> **WHAT NEEDS TO BE DONE**: Go through the records line by line and work out how many lines hold the word "стоянка". Answer with the number only.

--- START OF EXTRACTED MATERIAL ---

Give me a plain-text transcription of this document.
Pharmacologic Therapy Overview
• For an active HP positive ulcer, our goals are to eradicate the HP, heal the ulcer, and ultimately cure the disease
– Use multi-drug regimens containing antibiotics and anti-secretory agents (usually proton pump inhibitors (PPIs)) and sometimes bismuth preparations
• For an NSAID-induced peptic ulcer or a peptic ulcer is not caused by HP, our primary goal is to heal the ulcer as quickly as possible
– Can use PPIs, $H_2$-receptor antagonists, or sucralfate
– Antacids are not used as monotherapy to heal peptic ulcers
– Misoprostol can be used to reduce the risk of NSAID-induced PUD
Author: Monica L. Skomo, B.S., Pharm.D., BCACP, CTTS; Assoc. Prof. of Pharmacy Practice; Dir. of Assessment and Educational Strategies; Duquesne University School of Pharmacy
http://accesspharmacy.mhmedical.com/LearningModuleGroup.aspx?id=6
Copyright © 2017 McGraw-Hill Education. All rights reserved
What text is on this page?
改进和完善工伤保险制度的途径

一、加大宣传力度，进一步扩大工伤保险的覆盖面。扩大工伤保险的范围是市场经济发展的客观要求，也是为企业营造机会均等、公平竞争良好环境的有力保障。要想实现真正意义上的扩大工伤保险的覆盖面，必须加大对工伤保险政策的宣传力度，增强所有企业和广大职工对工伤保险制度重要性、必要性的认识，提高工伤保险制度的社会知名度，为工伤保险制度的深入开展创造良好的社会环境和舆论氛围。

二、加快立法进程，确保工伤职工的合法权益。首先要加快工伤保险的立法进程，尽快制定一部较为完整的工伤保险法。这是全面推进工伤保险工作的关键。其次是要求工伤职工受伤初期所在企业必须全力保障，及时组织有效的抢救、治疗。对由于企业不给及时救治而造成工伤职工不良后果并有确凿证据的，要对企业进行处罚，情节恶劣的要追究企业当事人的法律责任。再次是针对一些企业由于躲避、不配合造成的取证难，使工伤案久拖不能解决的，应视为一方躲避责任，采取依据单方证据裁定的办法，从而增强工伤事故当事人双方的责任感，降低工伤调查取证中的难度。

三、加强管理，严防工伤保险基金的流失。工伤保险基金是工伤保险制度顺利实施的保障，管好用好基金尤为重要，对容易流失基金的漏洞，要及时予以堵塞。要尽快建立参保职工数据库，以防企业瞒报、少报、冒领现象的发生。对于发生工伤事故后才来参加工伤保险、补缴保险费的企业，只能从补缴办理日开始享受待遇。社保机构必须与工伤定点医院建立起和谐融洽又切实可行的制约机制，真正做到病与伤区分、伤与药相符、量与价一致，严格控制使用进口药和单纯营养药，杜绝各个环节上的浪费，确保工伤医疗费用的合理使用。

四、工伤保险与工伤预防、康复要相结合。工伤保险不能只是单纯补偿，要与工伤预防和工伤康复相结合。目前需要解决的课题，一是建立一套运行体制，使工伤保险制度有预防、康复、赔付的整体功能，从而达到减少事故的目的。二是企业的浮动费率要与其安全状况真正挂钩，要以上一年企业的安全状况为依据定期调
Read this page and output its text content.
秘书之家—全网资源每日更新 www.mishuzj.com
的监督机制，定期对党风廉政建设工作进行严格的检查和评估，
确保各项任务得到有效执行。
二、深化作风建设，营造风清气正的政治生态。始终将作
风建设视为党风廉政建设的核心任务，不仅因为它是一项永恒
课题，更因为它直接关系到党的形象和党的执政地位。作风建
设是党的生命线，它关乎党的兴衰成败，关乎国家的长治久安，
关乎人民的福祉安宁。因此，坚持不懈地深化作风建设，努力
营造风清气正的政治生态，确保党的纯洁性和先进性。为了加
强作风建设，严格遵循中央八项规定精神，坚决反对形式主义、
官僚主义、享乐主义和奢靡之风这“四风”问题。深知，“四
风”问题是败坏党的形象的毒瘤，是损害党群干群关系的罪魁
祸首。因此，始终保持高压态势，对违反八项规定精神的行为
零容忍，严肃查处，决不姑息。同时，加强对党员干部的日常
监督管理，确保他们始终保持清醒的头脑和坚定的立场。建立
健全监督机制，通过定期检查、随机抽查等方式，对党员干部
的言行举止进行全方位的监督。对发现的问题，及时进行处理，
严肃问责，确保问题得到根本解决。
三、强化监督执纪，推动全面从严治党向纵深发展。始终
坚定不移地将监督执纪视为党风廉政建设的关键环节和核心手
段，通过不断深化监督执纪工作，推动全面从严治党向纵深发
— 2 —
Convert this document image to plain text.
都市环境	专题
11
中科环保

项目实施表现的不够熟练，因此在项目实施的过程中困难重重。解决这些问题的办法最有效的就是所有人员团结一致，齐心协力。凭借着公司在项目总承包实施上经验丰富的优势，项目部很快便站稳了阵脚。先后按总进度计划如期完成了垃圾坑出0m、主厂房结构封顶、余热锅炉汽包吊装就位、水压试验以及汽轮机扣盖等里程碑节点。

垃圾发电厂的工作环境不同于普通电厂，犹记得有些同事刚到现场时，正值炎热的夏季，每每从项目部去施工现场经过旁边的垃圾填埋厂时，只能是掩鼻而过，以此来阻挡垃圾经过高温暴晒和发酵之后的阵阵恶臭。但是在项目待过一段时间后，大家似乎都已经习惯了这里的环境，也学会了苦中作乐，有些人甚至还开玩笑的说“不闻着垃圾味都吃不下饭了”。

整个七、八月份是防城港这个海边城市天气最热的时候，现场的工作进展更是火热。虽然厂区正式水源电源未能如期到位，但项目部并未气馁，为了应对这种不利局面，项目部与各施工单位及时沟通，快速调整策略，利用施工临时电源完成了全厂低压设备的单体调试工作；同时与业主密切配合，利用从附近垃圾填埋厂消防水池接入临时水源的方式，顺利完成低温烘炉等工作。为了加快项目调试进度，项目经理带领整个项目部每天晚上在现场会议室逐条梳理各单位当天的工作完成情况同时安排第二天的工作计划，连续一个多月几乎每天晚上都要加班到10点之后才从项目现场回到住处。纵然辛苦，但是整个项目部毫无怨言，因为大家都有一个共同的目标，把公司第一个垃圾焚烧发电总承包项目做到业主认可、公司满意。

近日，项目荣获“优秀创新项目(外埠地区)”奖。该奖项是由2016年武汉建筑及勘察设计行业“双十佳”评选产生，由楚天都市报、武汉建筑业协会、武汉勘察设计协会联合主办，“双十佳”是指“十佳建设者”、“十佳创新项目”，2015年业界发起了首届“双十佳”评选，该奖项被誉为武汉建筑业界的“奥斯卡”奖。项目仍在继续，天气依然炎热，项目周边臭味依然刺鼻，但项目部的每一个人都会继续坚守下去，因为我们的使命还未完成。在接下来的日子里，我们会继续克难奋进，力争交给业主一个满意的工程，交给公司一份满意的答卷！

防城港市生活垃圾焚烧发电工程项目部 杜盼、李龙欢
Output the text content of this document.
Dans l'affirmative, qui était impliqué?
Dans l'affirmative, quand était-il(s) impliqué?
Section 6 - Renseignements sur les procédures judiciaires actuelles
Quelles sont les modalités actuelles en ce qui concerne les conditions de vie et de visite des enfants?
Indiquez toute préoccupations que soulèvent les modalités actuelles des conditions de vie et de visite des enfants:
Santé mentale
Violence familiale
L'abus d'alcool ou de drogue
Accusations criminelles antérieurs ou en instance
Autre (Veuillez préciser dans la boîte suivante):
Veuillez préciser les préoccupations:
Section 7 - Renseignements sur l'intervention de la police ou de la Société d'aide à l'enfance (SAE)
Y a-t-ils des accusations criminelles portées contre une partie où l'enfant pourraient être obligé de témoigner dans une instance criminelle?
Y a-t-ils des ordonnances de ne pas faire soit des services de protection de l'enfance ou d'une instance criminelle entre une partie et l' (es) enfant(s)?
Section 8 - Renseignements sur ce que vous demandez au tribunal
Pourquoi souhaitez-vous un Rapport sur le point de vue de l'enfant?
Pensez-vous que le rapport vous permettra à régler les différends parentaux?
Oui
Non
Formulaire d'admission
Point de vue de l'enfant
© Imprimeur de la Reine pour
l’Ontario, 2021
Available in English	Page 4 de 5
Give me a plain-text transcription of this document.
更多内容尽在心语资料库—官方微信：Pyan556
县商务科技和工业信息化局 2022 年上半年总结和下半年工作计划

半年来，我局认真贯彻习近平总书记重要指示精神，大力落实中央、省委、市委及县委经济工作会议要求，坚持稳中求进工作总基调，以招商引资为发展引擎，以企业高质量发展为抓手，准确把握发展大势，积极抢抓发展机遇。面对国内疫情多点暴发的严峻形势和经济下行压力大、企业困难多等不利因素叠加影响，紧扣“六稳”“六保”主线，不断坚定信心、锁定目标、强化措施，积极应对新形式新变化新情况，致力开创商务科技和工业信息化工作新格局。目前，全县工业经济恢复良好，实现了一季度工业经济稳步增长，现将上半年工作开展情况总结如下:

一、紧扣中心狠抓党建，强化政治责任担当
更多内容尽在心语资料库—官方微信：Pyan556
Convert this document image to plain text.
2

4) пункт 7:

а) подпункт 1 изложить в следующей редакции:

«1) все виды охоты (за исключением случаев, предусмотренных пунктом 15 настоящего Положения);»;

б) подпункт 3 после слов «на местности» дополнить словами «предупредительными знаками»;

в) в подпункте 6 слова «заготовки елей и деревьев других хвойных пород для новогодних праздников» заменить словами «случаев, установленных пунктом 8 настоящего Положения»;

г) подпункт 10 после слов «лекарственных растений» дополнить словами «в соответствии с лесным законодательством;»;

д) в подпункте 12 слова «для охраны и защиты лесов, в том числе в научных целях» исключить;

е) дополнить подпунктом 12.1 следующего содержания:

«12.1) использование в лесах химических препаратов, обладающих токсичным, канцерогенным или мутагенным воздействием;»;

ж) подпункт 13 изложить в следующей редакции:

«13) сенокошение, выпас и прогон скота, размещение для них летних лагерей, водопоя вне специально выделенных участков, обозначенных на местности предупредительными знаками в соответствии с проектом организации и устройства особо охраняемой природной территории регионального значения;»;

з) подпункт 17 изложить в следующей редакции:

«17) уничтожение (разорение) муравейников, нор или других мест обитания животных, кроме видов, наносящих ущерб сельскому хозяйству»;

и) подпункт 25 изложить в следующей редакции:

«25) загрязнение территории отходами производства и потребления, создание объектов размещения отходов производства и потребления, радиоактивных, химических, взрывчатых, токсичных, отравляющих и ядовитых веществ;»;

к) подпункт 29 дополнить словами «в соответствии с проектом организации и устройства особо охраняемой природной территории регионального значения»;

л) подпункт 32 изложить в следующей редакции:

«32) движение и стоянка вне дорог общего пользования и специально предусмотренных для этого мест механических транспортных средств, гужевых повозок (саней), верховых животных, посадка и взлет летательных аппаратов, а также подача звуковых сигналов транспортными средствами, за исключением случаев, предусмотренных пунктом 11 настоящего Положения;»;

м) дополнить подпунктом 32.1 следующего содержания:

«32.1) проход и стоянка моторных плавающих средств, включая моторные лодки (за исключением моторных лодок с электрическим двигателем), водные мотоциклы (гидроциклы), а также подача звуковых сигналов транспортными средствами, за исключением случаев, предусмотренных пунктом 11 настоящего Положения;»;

--- END OF EXTRACTED MATERIAL ---

> **EXERCISE ANSWER**: 2